━━ Data supplied
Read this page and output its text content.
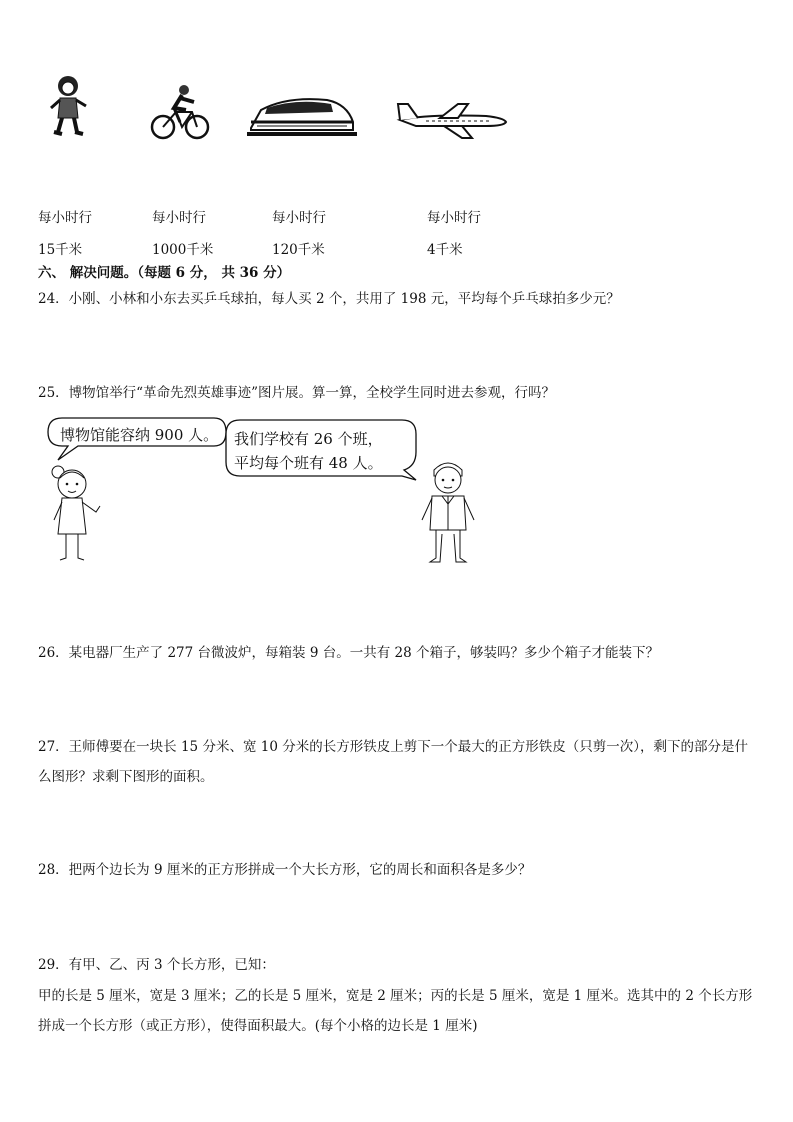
每小时行	每小时行	每小时行	每小时行
15千米	1000千米	120千米	4千米
六、 解决问题。（每题 6 分， 共 36 分）
24．小刚、小林和小东去买乒乓球拍，每人买 2 个，共用了 198 元，平均每个乒乓球拍多少元？
25．博物馆举行“革命先烈英雄事迹”图片展。算一算，全校学生同时进去参观，行吗？
博物馆能容纳 900 人。 我们学校有 26 个班，
平均每个班有 48 人。
26．某电器厂生产了 277 台微波炉，每箱装 9 台。一共有 28 个箱子，够装吗？多少个箱子才能装下？
27．王师傅要在一块长 15 分米、宽 10 分米的长方形铁皮上剪下一个最大的正方形铁皮（只剪一次），剩下的部分是什
么图形？求剩下图形的面积。
28．把两个边长为 9 厘米的正方形拼成一个大长方形，它的周长和面积各是多少？
29．有甲、乙、丙 3 个长方形，已知：
甲的长是 5 厘米，宽是 3 厘米；乙的长是 5 厘米，宽是 2 厘米；丙的长是 5 厘米，宽是 1 厘米。选其中的 2 个长方形
拼成一个长方形（或正方形），使得面积最大。(每个小格的边长是 1 厘米)
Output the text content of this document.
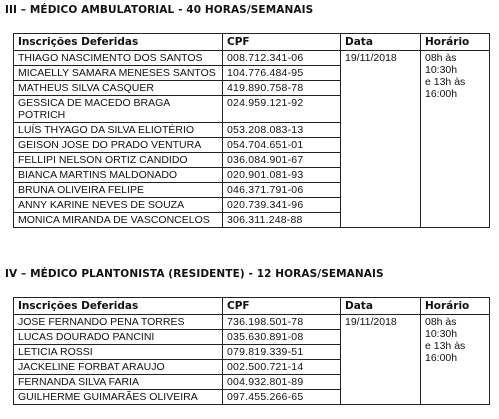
III – MÉDICO AMBULATORIAL - 40 HORAS/SEMANAIS
Inscrições Deferidas	CPF	Data	Horário
THIAGO NASCIMENTO DOS SANTOS	008.712.341-06	19/11/2018	08h às
10:30h
e 13h às
16:00h
MICAELLY SAMARA MENESES SANTOS	104.776.484-95		
MATHEUS SILVA CASQUER	419.890.758-78		
GESSICA DE MACEDO BRAGA POTRICH	024.959.121-92		
LUÍS THYAGO DA SILVA ELIOTÉRIO	053.208.083-13		
GEISON JOSE DO PRADO VENTURA	054.704.651-01		
FELLIPI NELSON ORTIZ CANDIDO	036.084.901-67		
BIANCA MARTINS MALDONADO	020.901.081-93		
BRUNA OLIVEIRA FELIPE	046.371.791-06		
ANNY KARINE NEVES DE SOUZA	020.739.341-96		
MONICA MIRANDA DE VASCONCELOS	306.311.248-88		
IV – MÉDICO PLANTONISTA (RESIDENTE) - 12 HORAS/SEMANAIS
Inscrições Deferidas	CPF	Data	Horário
JOSE FERNANDO PENA TORRES	736.198.501-78	19/11/2018	08h às
10:30h
e 13h às
16:00h
LUCAS DOURADO PANCINI	035.630.891-08		
LETICIA ROSSI	079.819.339-51		
JACKELINE FORBAT ARAUJO	002.500.721-14		
FERNANDA SILVA FARIA	004.932.801-89		
GUILHERME GUIMARÃES OLIVEIRA	097.455.266-65		
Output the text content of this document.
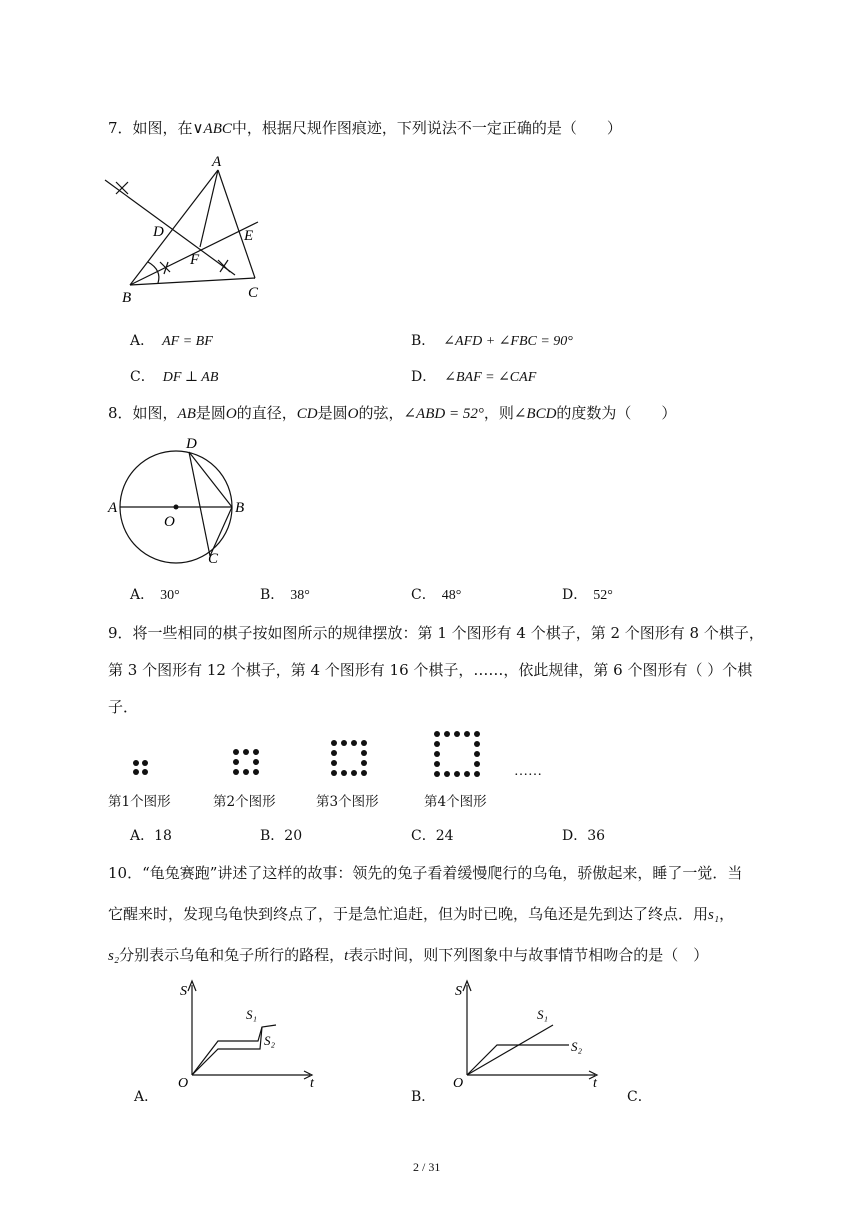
7．如图，在∨ABC中，根据尺规作图痕迹，下列说法不一定正确的是（　　）
A
B	C
D	E
F
A． AF = BF	B． ∠AFD + ∠FBC = 90°
C． DF ⊥ AB	D． ∠BAF = ∠CAF
8．如图，AB是圆O的直径，CD是圆O的弦，∠ABD = 52°，则∠BCD的度数为（　　）
A	B
C
D
O
A． 30°	B． 38°	C． 48°	D． 52°
9．将一些相同的棋子按如图所示的规律摆放：第 1 个图形有 4 个棋子，第 2 个图形有 8 个棋子，
第 3 个图形有 12 个棋子，第 4 个图形有 16 个棋子，……，依此规律，第 6 个图形有（ ）个棋
子．
……
第1个图形	第2个图形	第3个图形	第4个图形
A．18	B．20	C．24	D．36
10．“龟兔赛跑”讲述了这样的故事：领先的兔子看着缓慢爬行的乌龟，骄傲起来，睡了一觉．当
它醒来时，发现乌龟快到终点了，于是急忙追赶，但为时已晚，乌龟还是先到达了终点．用s₁，
s₂分别表示乌龟和兔子所行的路程，t表示时间，则下列图象中与故事情节相吻合的是（　）
S
O	t
S₁
S₂
A．
S
O	t
S₁
S₂
B．	C．
2 / 31
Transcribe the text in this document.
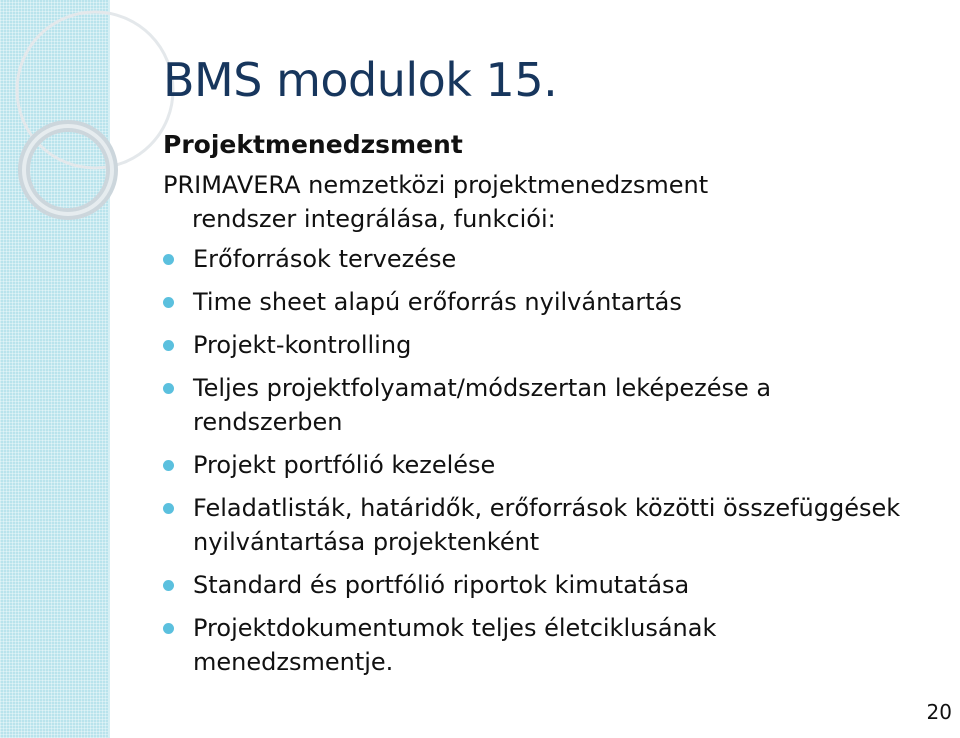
BMS modulok 15.
Projektmenedzsment
PRIMAVERA nemzetközi projektmenedzsment
rendszer integrálása, funkciói:
Erőforrások tervezése
Time sheet alapú erőforrás nyilvántartás
Projekt-kontrolling
Teljes projektfolyamat/módszertan leképezése a rendszerben
Projekt portfólió kezelése
Feladatlisták, határidők, erőforrások közötti összefüggések nyilvántartása projektenként
Standard és portfólió riportok kimutatása
Projektdokumentumok teljes életciklusának menedzsmentje.
20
━━━━
→ Directive:
Return only the number of lines in the data above that include the word "HORAS".

→ Response to this exercise:
2